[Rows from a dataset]
────────────────────

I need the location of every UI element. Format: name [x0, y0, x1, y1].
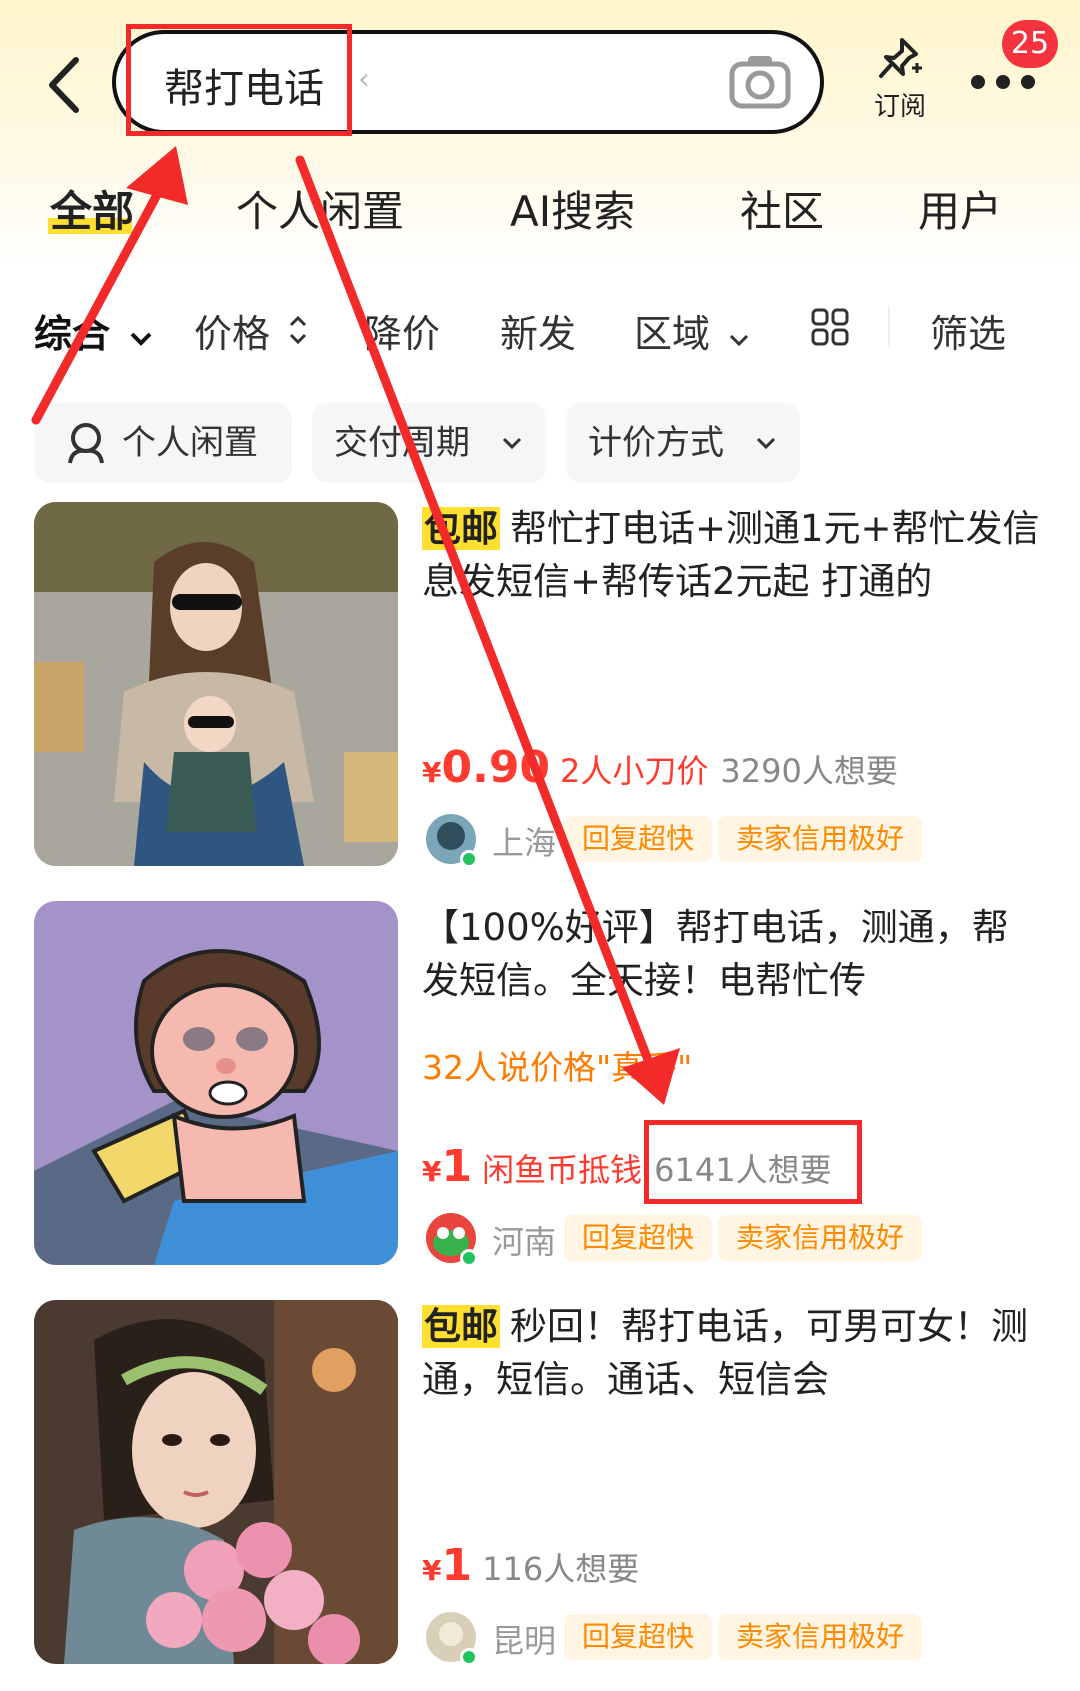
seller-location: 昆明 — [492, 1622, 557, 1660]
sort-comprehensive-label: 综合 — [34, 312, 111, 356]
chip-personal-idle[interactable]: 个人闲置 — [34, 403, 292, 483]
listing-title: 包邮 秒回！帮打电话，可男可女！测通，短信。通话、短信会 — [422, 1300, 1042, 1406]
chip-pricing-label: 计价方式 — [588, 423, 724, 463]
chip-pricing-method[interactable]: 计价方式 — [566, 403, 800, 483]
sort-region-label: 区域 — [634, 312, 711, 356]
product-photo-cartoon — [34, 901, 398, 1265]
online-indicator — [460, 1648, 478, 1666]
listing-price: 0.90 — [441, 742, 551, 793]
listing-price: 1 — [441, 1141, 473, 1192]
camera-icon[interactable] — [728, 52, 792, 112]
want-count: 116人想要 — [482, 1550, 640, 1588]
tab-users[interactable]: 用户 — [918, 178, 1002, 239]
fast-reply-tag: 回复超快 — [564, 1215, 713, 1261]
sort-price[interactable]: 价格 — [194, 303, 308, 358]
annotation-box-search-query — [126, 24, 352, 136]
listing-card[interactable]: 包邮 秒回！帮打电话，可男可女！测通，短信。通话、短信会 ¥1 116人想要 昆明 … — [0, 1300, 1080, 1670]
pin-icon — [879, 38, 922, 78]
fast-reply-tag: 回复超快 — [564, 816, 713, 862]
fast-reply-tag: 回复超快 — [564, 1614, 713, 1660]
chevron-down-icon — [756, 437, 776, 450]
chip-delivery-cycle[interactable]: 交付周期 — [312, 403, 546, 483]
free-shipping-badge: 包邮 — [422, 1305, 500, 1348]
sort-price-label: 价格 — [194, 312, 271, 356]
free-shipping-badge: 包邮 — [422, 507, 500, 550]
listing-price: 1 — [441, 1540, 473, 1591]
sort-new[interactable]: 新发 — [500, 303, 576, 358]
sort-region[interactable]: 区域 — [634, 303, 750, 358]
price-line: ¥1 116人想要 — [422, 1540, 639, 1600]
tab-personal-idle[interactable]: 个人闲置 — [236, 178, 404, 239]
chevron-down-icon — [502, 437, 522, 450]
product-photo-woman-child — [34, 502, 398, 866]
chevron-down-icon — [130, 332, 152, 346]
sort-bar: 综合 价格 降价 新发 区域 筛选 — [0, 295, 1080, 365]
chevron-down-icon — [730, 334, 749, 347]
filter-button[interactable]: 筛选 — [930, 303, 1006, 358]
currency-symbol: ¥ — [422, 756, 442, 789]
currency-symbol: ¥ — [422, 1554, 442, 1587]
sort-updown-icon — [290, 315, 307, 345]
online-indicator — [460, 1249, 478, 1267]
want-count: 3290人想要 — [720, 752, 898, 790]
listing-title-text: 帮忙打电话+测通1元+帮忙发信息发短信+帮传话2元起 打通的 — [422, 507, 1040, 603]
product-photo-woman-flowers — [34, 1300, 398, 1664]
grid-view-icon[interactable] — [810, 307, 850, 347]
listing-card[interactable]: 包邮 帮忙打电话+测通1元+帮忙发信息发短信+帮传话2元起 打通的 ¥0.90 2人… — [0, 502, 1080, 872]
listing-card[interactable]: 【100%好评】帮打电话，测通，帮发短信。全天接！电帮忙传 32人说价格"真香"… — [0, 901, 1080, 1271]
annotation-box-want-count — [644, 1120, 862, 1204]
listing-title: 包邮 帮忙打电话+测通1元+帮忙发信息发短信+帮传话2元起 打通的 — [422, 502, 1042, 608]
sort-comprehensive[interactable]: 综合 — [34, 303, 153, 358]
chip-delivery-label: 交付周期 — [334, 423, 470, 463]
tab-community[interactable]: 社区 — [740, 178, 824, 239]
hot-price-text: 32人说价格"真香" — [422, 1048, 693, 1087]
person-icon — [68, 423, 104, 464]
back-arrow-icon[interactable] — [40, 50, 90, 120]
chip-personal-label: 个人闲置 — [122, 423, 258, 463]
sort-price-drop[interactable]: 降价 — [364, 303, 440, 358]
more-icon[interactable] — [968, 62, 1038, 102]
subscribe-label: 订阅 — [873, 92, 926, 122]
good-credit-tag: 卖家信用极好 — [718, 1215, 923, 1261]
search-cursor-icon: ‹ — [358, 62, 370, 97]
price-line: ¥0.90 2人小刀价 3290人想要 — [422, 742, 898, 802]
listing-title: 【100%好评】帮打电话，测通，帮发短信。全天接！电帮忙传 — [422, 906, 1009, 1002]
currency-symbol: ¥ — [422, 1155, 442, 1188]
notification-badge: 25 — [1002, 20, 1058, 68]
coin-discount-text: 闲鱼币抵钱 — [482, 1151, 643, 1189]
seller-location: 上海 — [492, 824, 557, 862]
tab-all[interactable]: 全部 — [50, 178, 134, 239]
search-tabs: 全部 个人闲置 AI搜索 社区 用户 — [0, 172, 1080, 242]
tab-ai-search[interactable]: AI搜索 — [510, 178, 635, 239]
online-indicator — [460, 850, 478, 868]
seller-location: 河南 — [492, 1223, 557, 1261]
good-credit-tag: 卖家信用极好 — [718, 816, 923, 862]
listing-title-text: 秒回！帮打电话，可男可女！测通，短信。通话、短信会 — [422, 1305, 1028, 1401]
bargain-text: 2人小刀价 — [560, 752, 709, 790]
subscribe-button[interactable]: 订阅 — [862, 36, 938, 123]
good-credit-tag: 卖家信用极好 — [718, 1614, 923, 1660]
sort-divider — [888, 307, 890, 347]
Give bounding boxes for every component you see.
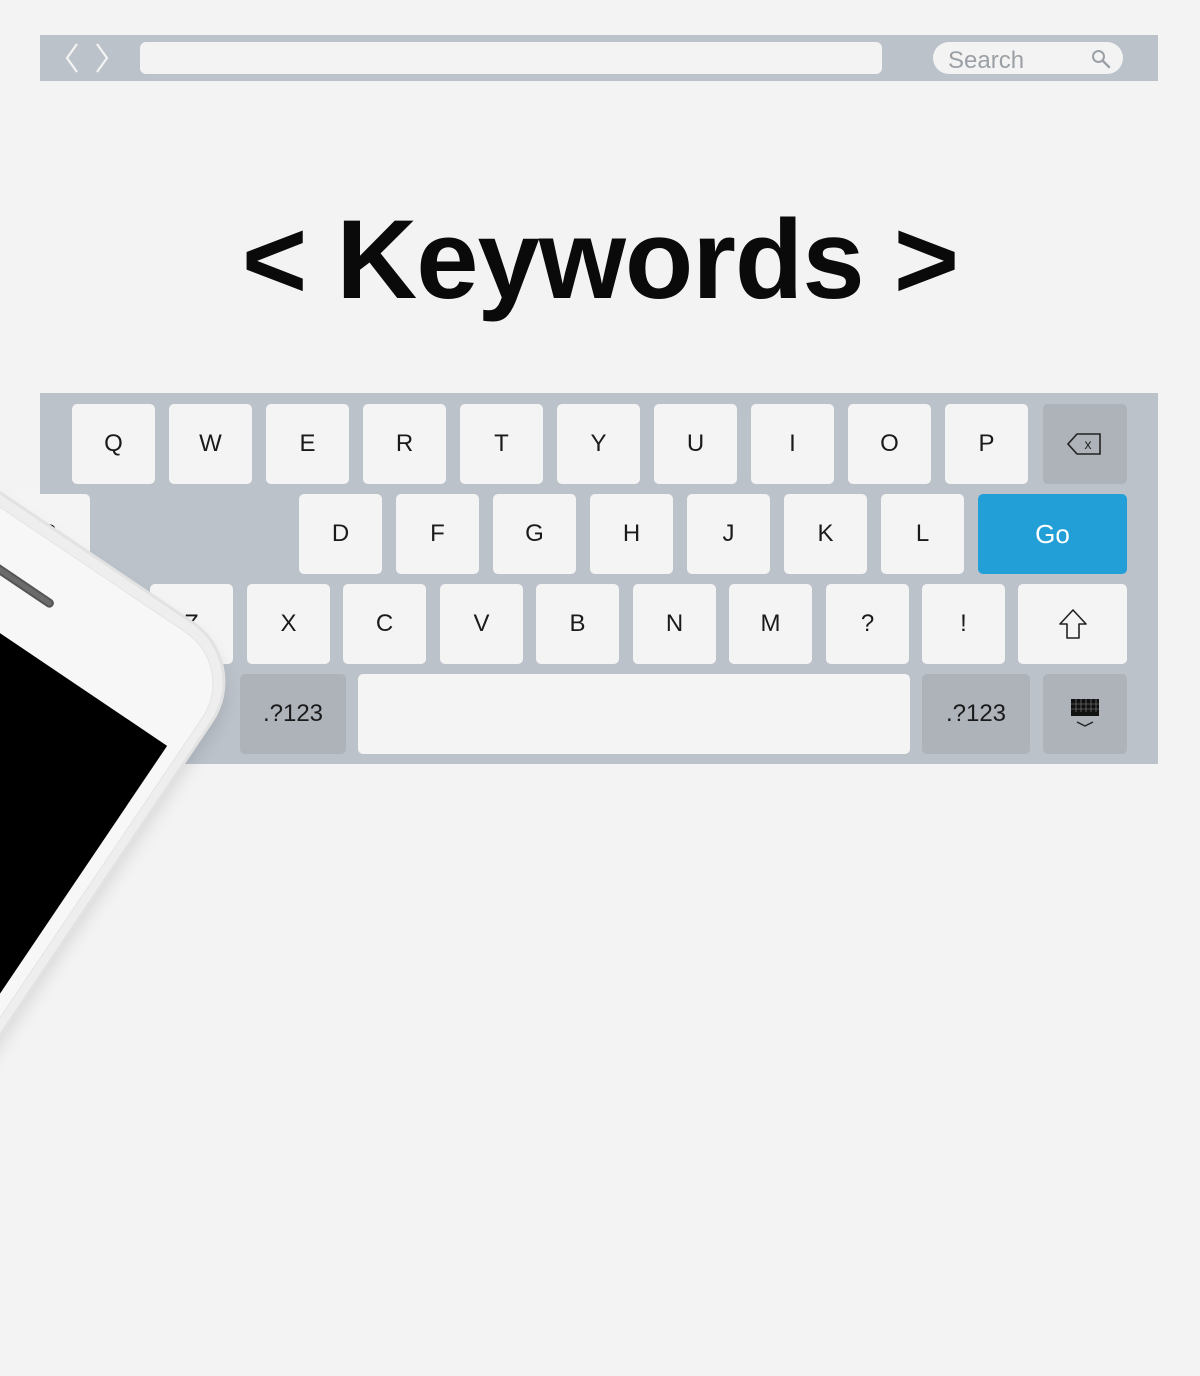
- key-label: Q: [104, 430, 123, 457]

────────────────────

Reproduce every line of the rows above without alteration, omitting the pictures.

* _Complete answer_:
I need the location of every UI element. Format: name [x0, y0, x1, y1].
seller-location: 昆明 — [492, 1622, 557, 1660]
sort-comprehensive-label: 综合 — [34, 312, 111, 356]
chip-personal-idle[interactable]: 个人闲置 — [34, 403, 292, 483]
listing-title: 包邮 秒回！帮打电话，可男可女！测通，短信。通话、短信会 — [422, 1300, 1042, 1406]
chip-pricing-label: 计价方式 — [588, 423, 724, 463]
chip-pricing-method[interactable]: 计价方式 — [566, 403, 800, 483]
sort-region-label: 区域 — [634, 312, 711, 356]
product-photo-cartoon — [34, 901, 398, 1265]
online-indicator — [460, 1648, 478, 1666]
listing-price: 0.90 — [441, 742, 551, 793]
listing-price: 1 — [441, 1141, 473, 1192]
camera-icon[interactable] — [728, 52, 792, 112]
want-count: 116人想要 — [482, 1550, 640, 1588]
tab-users[interactable]: 用户 — [918, 178, 1002, 239]
fast-reply-tag: 回复超快 — [564, 1215, 713, 1261]
sort-price[interactable]: 价格 — [194, 303, 308, 358]
annotation-box-search-query — [126, 24, 352, 136]
listing-card[interactable]: 包邮 秒回！帮打电话，可男可女！测通，短信。通话、短信会 ¥1 116人想要 昆明 … — [0, 1300, 1080, 1670]
pin-icon — [879, 38, 922, 78]
fast-reply-tag: 回复超快 — [564, 816, 713, 862]
fast-reply-tag: 回复超快 — [564, 1614, 713, 1660]
chevron-down-icon — [756, 437, 776, 450]
chip-delivery-cycle[interactable]: 交付周期 — [312, 403, 546, 483]
free-shipping-badge: 包邮 — [422, 1305, 500, 1348]
sort-price-label: 价格 — [194, 312, 271, 356]
free-shipping-badge: 包邮 — [422, 507, 500, 550]
listing-price: 1 — [441, 1540, 473, 1591]
sort-new[interactable]: 新发 — [500, 303, 576, 358]
sort-region[interactable]: 区域 — [634, 303, 750, 358]
price-line: ¥1 116人想要 — [422, 1540, 639, 1600]
tab-personal-idle[interactable]: 个人闲置 — [236, 178, 404, 239]
chevron-down-icon — [502, 437, 522, 450]
product-photo-woman-child — [34, 502, 398, 866]
chevron-down-icon — [130, 332, 152, 346]
sort-bar: 综合 价格 降价 新发 区域 筛选 — [0, 295, 1080, 365]
chevron-down-icon — [730, 334, 749, 347]
filter-button[interactable]: 筛选 — [930, 303, 1006, 358]
currency-symbol: ¥ — [422, 756, 442, 789]
currency-symbol: ¥ — [422, 1554, 442, 1587]
sort-updown-icon — [290, 315, 307, 345]
online-indicator — [460, 1249, 478, 1267]
want-count: 3290人想要 — [720, 752, 898, 790]
listing-title-text: 帮忙打电话+测通1元+帮忙发信息发短信+帮传话2元起 打通的 — [422, 507, 1040, 603]
product-photo-woman-flowers — [34, 1300, 398, 1664]
grid-view-icon[interactable] — [810, 307, 850, 347]
listing-card[interactable]: 包邮 帮忙打电话+测通1元+帮忙发信息发短信+帮传话2元起 打通的 ¥0.90 2人… — [0, 502, 1080, 872]
listing-card[interactable]: 【100%好评】帮打电话，测通，帮发短信。全天接！电帮忙传 32人说价格"真香"… — [0, 901, 1080, 1271]
annotation-box-want-count — [644, 1120, 862, 1204]
listing-title: 包邮 帮忙打电话+测通1元+帮忙发信息发短信+帮传话2元起 打通的 — [422, 502, 1042, 608]
sort-comprehensive[interactable]: 综合 — [34, 303, 153, 358]
chip-delivery-label: 交付周期 — [334, 423, 470, 463]
tab-community[interactable]: 社区 — [740, 178, 824, 239]
hot-price-text: 32人说价格"真香" — [422, 1048, 693, 1087]
person-icon — [68, 423, 104, 464]
back-arrow-icon[interactable] — [40, 50, 90, 120]
chip-personal-label: 个人闲置 — [122, 423, 258, 463]
sort-price-drop[interactable]: 降价 — [364, 303, 440, 358]
more-icon[interactable] — [968, 62, 1038, 102]
subscribe-label: 订阅 — [873, 92, 926, 122]
good-credit-tag: 卖家信用极好 — [718, 1215, 923, 1261]
search-cursor-icon: ‹ — [358, 62, 370, 97]
price-line: ¥0.90 2人小刀价 3290人想要 — [422, 742, 898, 802]
listing-title: 【100%好评】帮打电话，测通，帮发短信。全天接！电帮忙传 — [422, 906, 1009, 1002]
currency-symbol: ¥ — [422, 1155, 442, 1188]
notification-badge: 25 — [1002, 20, 1058, 68]
coin-discount-text: 闲鱼币抵钱 — [482, 1151, 643, 1189]
seller-location: 上海 — [492, 824, 557, 862]
tab-all[interactable]: 全部 — [50, 178, 134, 239]
search-tabs: 全部 个人闲置 AI搜索 社区 用户 — [0, 172, 1080, 242]
tab-ai-search[interactable]: AI搜索 — [510, 178, 635, 239]
online-indicator — [460, 850, 478, 868]
seller-location: 河南 — [492, 1223, 557, 1261]
good-credit-tag: 卖家信用极好 — [718, 816, 923, 862]
listing-title-text: 秒回！帮打电话，可男可女！测通，短信。通话、短信会 — [422, 1305, 1028, 1401]
bargain-text: 2人小刀价 — [560, 752, 709, 790]
subscribe-button[interactable]: 订阅 — [862, 36, 938, 123]
good-credit-tag: 卖家信用极好 — [718, 1614, 923, 1660]
sort-divider — [888, 307, 890, 347]
Give bounding boxes for every component you see.
- key-label: Q: [104, 430, 123, 457]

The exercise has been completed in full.